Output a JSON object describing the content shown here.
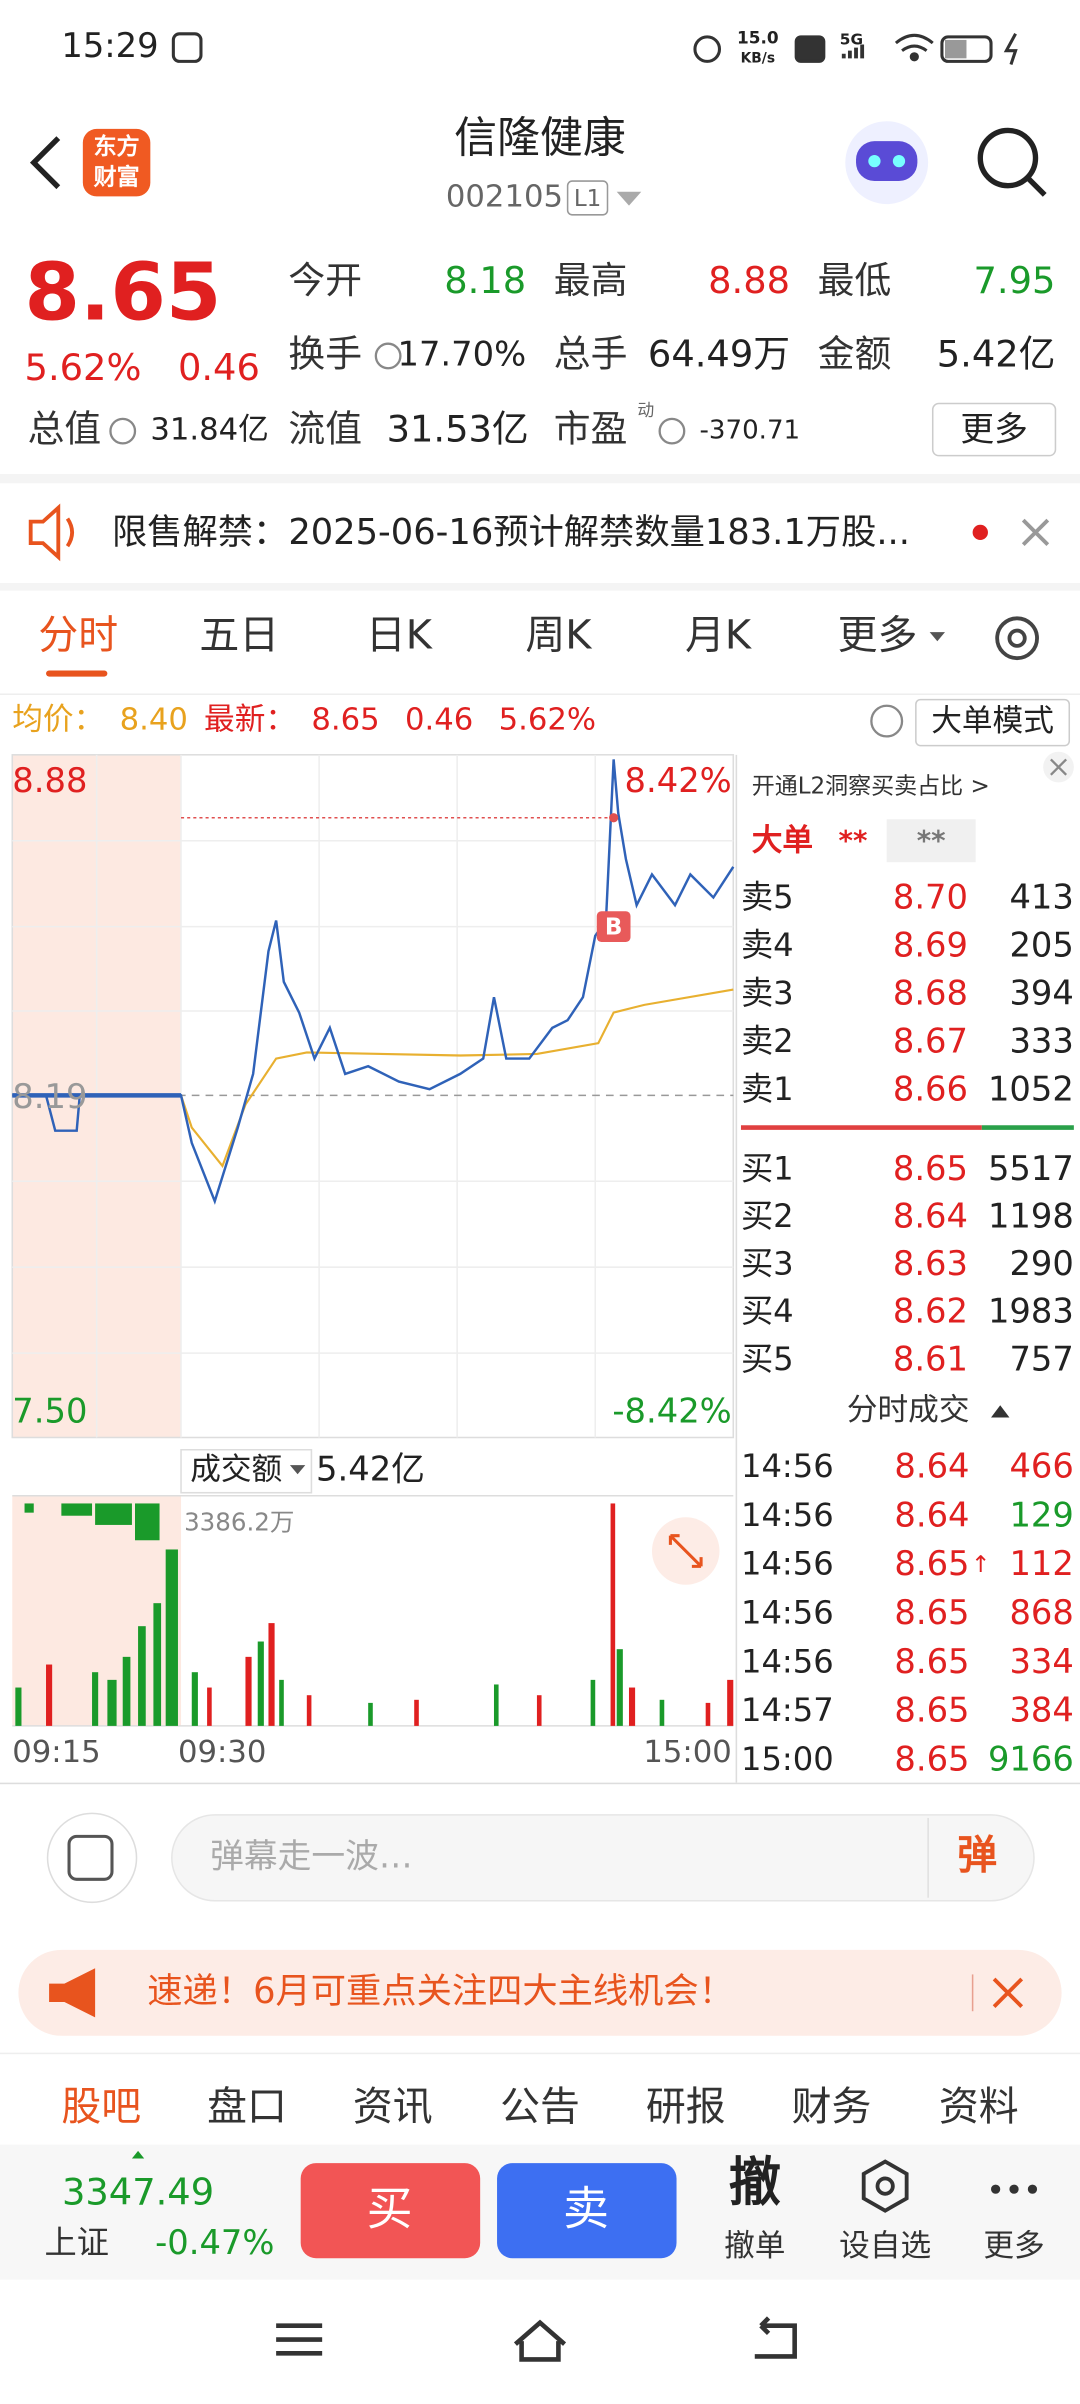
{
  "status_bar": {
    "time": "15:29",
    "net_speed": "15.0",
    "net_unit": "KB/s",
    "signal": "5G"
  },
  "header": {
    "logo_lines": [
      "东方",
      "财富"
    ],
    "title": "信隆健康",
    "code": "002105",
    "level": "L1"
  },
  "quote": {
    "price": "8.65",
    "change_pct": "5.62%",
    "change": "0.46",
    "fields": [
      {
        "label": "今开",
        "value": "8.18"
      },
      {
        "label": "最高",
        "value": "8.88"
      },
      {
        "label": "最低",
        "value": "7.95"
      },
      {
        "label": "换手",
        "value": "17.70%"
      },
      {
        "label": "总手",
        "value": "64.49万"
      },
      {
        "label": "金额",
        "value": "5.42亿"
      },
      {
        "label": "总值",
        "value": "31.84亿"
      },
      {
        "label": "流值",
        "value": "31.53亿"
      },
      {
        "label": "市盈",
        "value": "-370.71"
      }
    ],
    "pe_tag": "动",
    "more": "更多"
  },
  "notice": {
    "text": "限售解禁：2025-06-16预计解禁数量183.1万股..."
  },
  "tabs": [
    "分时",
    "五日",
    "日K",
    "周K",
    "月K",
    "更多"
  ],
  "chart_info": {
    "avg_label": "均价：",
    "avg": "8.40",
    "latest_label": "最新：",
    "latest": "8.65",
    "change": "0.46",
    "change_pct": "5.62%",
    "mode": "大单模式"
  },
  "chart": {
    "high": "8.88",
    "high_pct": "8.42%",
    "prev_close": "8.19",
    "low": "7.50",
    "low_pct": "-8.42%",
    "marker": "B",
    "volume_label": "成交额",
    "volume_total": "5.42亿",
    "volume_max": "3386.2万",
    "times": [
      "09:15",
      "09:30",
      "15:00"
    ]
  },
  "order_book": {
    "l2_promo": "开通L2洞察买卖占比 >",
    "big_order": "大单",
    "big_order_values": [
      "**",
      "**"
    ],
    "asks": [
      {
        "label": "卖5",
        "price": "8.70",
        "volume": "413"
      },
      {
        "label": "卖4",
        "price": "8.69",
        "volume": "205"
      },
      {
        "label": "卖3",
        "price": "8.68",
        "volume": "394"
      },
      {
        "label": "卖2",
        "price": "8.67",
        "volume": "333"
      },
      {
        "label": "卖1",
        "price": "8.66",
        "volume": "1052"
      }
    ],
    "bids": [
      {
        "label": "买1",
        "price": "8.65",
        "volume": "5517"
      },
      {
        "label": "买2",
        "price": "8.64",
        "volume": "1198"
      },
      {
        "label": "买3",
        "price": "8.63",
        "volume": "290"
      },
      {
        "label": "买4",
        "price": "8.62",
        "volume": "1983"
      },
      {
        "label": "买5",
        "price": "8.61",
        "volume": "757"
      }
    ],
    "trades_title": "分时成交",
    "trades": [
      {
        "time": "14:56",
        "price": "8.64",
        "volume": "466",
        "color": "#e02020"
      },
      {
        "time": "14:56",
        "price": "8.64",
        "volume": "129",
        "color": "#1a9a2a"
      },
      {
        "time": "14:56",
        "price": "8.65",
        "flag": "↑",
        "volume": "112",
        "color": "#e02020"
      },
      {
        "time": "14:56",
        "price": "8.65",
        "volume": "868",
        "color": "#e02020"
      },
      {
        "time": "14:56",
        "price": "8.65",
        "volume": "334",
        "color": "#e02020"
      },
      {
        "time": "14:57",
        "price": "8.65",
        "volume": "384",
        "color": "#e02020"
      },
      {
        "time": "15:00",
        "price": "8.65",
        "volume": "9166",
        "color": "#1a9a2a"
      }
    ]
  },
  "comment": {
    "placeholder": "弹幕走一波…",
    "button": "弹"
  },
  "banner": {
    "text": "速递！6月可重点关注四大主线机会！"
  },
  "bottom_tabs": [
    "股吧",
    "盘口",
    "资讯",
    "公告",
    "研报",
    "财务",
    "资料"
  ],
  "index": {
    "value": "3347.49",
    "name": "上证",
    "change": "-0.47%"
  },
  "actions": {
    "buy": "买",
    "sell": "卖",
    "cancel_icon": "撤",
    "cancel": "撤单",
    "watch": "设自选",
    "more": "更多"
  }
}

• • •

* _WHAT YOU NEED TO DO_:
Your task is an exact transcription of all the data, minus the pictures.

* _TASK OUTPUT_:
Output a JSON object describing the content shown here.
{
  "status_bar": {
    "time": "15:29",
    "net_speed": "15.0",
    "net_unit": "KB/s",
    "signal": "5G"
  },
  "header": {
    "logo_lines": [
      "东方",
      "财富"
    ],
    "title": "信隆健康",
    "code": "002105",
    "level": "L1"
  },
  "quote": {
    "price": "8.65",
    "change_pct": "5.62%",
    "change": "0.46",
    "fields": [
      {
        "label": "今开",
        "value": "8.18"
      },
      {
        "label": "最高",
        "value": "8.88"
      },
      {
        "label": "最低",
        "value": "7.95"
      },
      {
        "label": "换手",
        "value": "17.70%"
      },
      {
        "label": "总手",
        "value": "64.49万"
      },
      {
        "label": "金额",
        "value": "5.42亿"
      },
      {
        "label": "总值",
        "value": "31.84亿"
      },
      {
        "label": "流值",
        "value": "31.53亿"
      },
      {
        "label": "市盈",
        "value": "-370.71"
      }
    ],
    "pe_tag": "动",
    "more": "更多"
  },
  "notice": {
    "text": "限售解禁：2025-06-16预计解禁数量183.1万股..."
  },
  "tabs": [
    "分时",
    "五日",
    "日K",
    "周K",
    "月K",
    "更多"
  ],
  "chart_info": {
    "avg_label": "均价：",
    "avg": "8.40",
    "latest_label": "最新：",
    "latest": "8.65",
    "change": "0.46",
    "change_pct": "5.62%",
    "mode": "大单模式"
  },
  "chart": {
    "high": "8.88",
    "high_pct": "8.42%",
    "prev_close": "8.19",
    "low": "7.50",
    "low_pct": "-8.42%",
    "marker": "B",
    "volume_label": "成交额",
    "volume_total": "5.42亿",
    "volume_max": "3386.2万",
    "times": [
      "09:15",
      "09:30",
      "15:00"
    ]
  },
  "order_book": {
    "l2_promo": "开通L2洞察买卖占比 >",
    "big_order": "大单",
    "big_order_values": [
      "**",
      "**"
    ],
    "asks": [
      {
        "label": "卖5",
        "price": "8.70",
        "volume": "413"
      },
      {
        "label": "卖4",
        "price": "8.69",
        "volume": "205"
      },
      {
        "label": "卖3",
        "price": "8.68",
        "volume": "394"
      },
      {
        "label": "卖2",
        "price": "8.67",
        "volume": "333"
      },
      {
        "label": "卖1",
        "price": "8.66",
        "volume": "1052"
      }
    ],
    "bids": [
      {
        "label": "买1",
        "price": "8.65",
        "volume": "5517"
      },
      {
        "label": "买2",
        "price": "8.64",
        "volume": "1198"
      },
      {
        "label": "买3",
        "price": "8.63",
        "volume": "290"
      },
      {
        "label": "买4",
        "price": "8.62",
        "volume": "1983"
      },
      {
        "label": "买5",
        "price": "8.61",
        "volume": "757"
      }
    ],
    "trades_title": "分时成交",
    "trades": [
      {
        "time": "14:56",
        "price": "8.64",
        "volume": "466",
        "color": "#e02020"
      },
      {
        "time": "14:56",
        "price": "8.64",
        "volume": "129",
        "color": "#1a9a2a"
      },
      {
        "time": "14:56",
        "price": "8.65",
        "flag": "↑",
        "volume": "112",
        "color": "#e02020"
      },
      {
        "time": "14:56",
        "price": "8.65",
        "volume": "868",
        "color": "#e02020"
      },
      {
        "time": "14:56",
        "price": "8.65",
        "volume": "334",
        "color": "#e02020"
      },
      {
        "time": "14:57",
        "price": "8.65",
        "volume": "384",
        "color": "#e02020"
      },
      {
        "time": "15:00",
        "price": "8.65",
        "volume": "9166",
        "color": "#1a9a2a"
      }
    ]
  },
  "comment": {
    "placeholder": "弹幕走一波…",
    "button": "弹"
  },
  "banner": {
    "text": "速递！6月可重点关注四大主线机会！"
  },
  "bottom_tabs": [
    "股吧",
    "盘口",
    "资讯",
    "公告",
    "研报",
    "财务",
    "资料"
  ],
  "index": {
    "value": "3347.49",
    "name": "上证",
    "change": "-0.47%"
  },
  "actions": {
    "buy": "买",
    "sell": "卖",
    "cancel_icon": "撤",
    "cancel": "撤单",
    "watch": "设自选",
    "more": "更多"
  }
}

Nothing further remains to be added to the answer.